PROBLEM TO WORK ON >> Exactly repeat the material, dropping only the pictures.

Items listed in a dataset >>
***

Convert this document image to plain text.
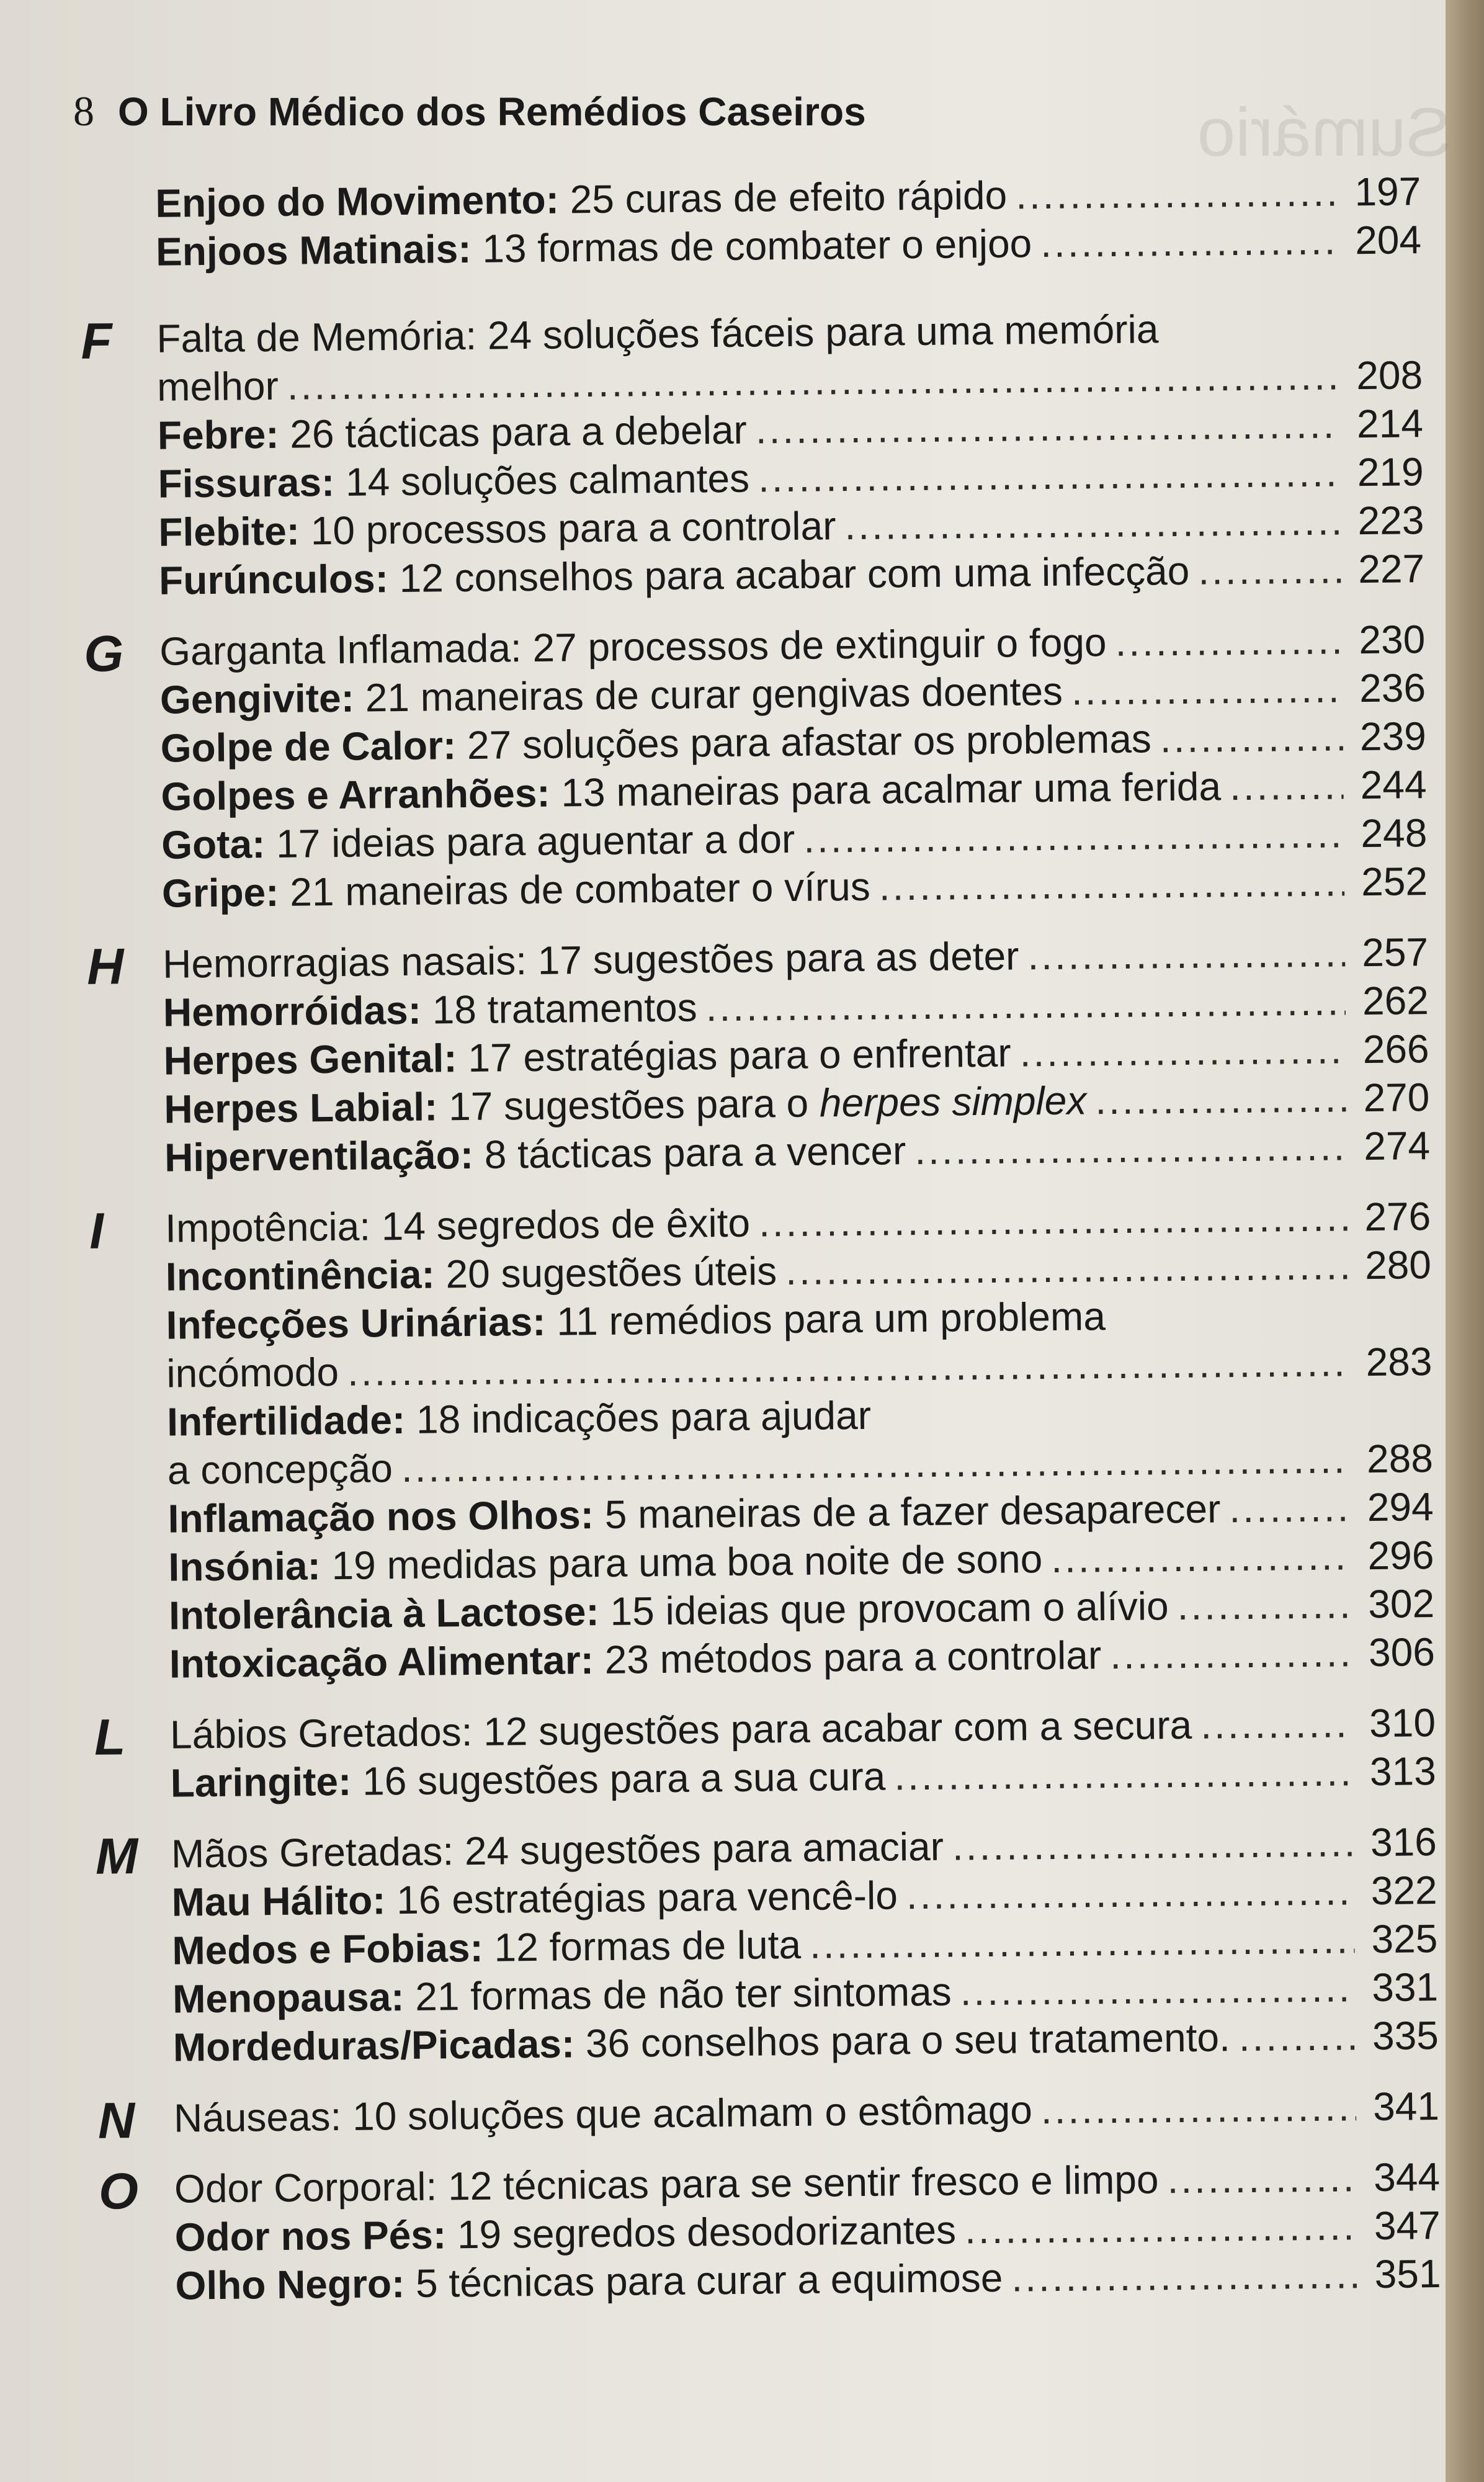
Sumário
8 O Livro Médico dos Remédios Caseiros
Enjoo do Movimento: 25 curas de efeito rápido .....	197
Enjoos Matinais: 13 formas de combater o enjoo .....	204
F Falta de Memória: 24 soluções fáceis para uma memória
melhor .....	208
Febre: 26 tácticas para a debelar .....	214
Fissuras: 14 soluções calmantes .....	219
Flebite: 10 processos para a controlar .....	223
Furúnculos: 12 conselhos para acabar com uma infecção .....	227
G Garganta Inflamada: 27 processos de extinguir o fogo .....	230
Gengivite: 21 maneiras de curar gengivas doentes .....	236
Golpe de Calor: 27 soluções para afastar os problemas .....	239
Golpes e Arranhões: 13 maneiras para acalmar uma ferida .....	244
Gota: 17 ideias para aguentar a dor .....	248
Gripe: 21 maneiras de combater o vírus .....	252
H Hemorragias nasais: 17 sugestões para as deter .....	257
Hemorróidas: 18 tratamentos .....	262
Herpes Genital: 17 estratégias para o enfrentar .....	266
Herpes Labial: 17 sugestões para o herpes simplex .....	270
Hiperventilação: 8 tácticas para a vencer .....	274
I Impotência: 14 segredos de êxito .....	276
Incontinência: 20 sugestões úteis .....	280
Infecções Urinárias: 11 remédios para um problema
incómodo .....	283
Infertilidade: 18 indicações para ajudar
a concepção .....	288
Inflamação nos Olhos: 5 maneiras de a fazer desaparecer .....	294
Insónia: 19 medidas para uma boa noite de sono .....	296
Intolerância à Lactose: 15 ideias que provocam o alívio .....	302
Intoxicação Alimentar: 23 métodos para a controlar .....	306
L Lábios Gretados: 12 sugestões para acabar com a secura .....	310
Laringite: 16 sugestões para a sua cura .....	313
M Mãos Gretadas: 24 sugestões para amaciar .....	316
Mau Hálito: 16 estratégias para vencê-lo .....	322
Medos e Fobias: 12 formas de luta .....	325
Menopausa: 21 formas de não ter sintomas .....	331
Mordeduras/Picadas: 36 conselhos para o seu tratamento. .....	335
N Náuseas: 10 soluções que acalmam o estômago .....	341
O Odor Corporal: 12 técnicas para se sentir fresco e limpo .....	344
Odor nos Pés: 19 segredos desodorizantes .....	347
Olho Negro: 5 técnicas para curar a equimose .....	351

***

COMPLETED TASK >>
Convert this document image to plain text.
Sumário
8 O Livro Médico dos Remédios Caseiros
Enjoo do Movimento: 25 curas de efeito rápido .....	197
Enjoos Matinais: 13 formas de combater o enjoo .....	204
F Falta de Memória: 24 soluções fáceis para uma memória
melhor .....	208
Febre: 26 tácticas para a debelar .....	214
Fissuras: 14 soluções calmantes .....	219
Flebite: 10 processos para a controlar .....	223
Furúnculos: 12 conselhos para acabar com uma infecção .....	227
G Garganta Inflamada: 27 processos de extinguir o fogo .....	230
Gengivite: 21 maneiras de curar gengivas doentes .....	236
Golpe de Calor: 27 soluções para afastar os problemas .....	239
Golpes e Arranhões: 13 maneiras para acalmar uma ferida .....	244
Gota: 17 ideias para aguentar a dor .....	248
Gripe: 21 maneiras de combater o vírus .....	252
H Hemorragias nasais: 17 sugestões para as deter .....	257
Hemorróidas: 18 tratamentos .....	262
Herpes Genital: 17 estratégias para o enfrentar .....	266
Herpes Labial: 17 sugestões para o herpes simplex .....	270
Hiperventilação: 8 tácticas para a vencer .....	274
I Impotência: 14 segredos de êxito .....	276
Incontinência: 20 sugestões úteis .....	280
Infecções Urinárias: 11 remédios para um problema
incómodo .....	283
Infertilidade: 18 indicações para ajudar
a concepção .....	288
Inflamação nos Olhos: 5 maneiras de a fazer desaparecer .....	294
Insónia: 19 medidas para uma boa noite de sono .....	296
Intolerância à Lactose: 15 ideias que provocam o alívio .....	302
Intoxicação Alimentar: 23 métodos para a controlar .....	306
L Lábios Gretados: 12 sugestões para acabar com a secura .....	310
Laringite: 16 sugestões para a sua cura .....	313
M Mãos Gretadas: 24 sugestões para amaciar .....	316
Mau Hálito: 16 estratégias para vencê-lo .....	322
Medos e Fobias: 12 formas de luta .....	325
Menopausa: 21 formas de não ter sintomas .....	331
Mordeduras/Picadas: 36 conselhos para o seu tratamento. .....	335
N Náuseas: 10 soluções que acalmam o estômago .....	341
O Odor Corporal: 12 técnicas para se sentir fresco e limpo .....	344
Odor nos Pés: 19 segredos desodorizantes .....	347
Olho Negro: 5 técnicas para curar a equimose .....	351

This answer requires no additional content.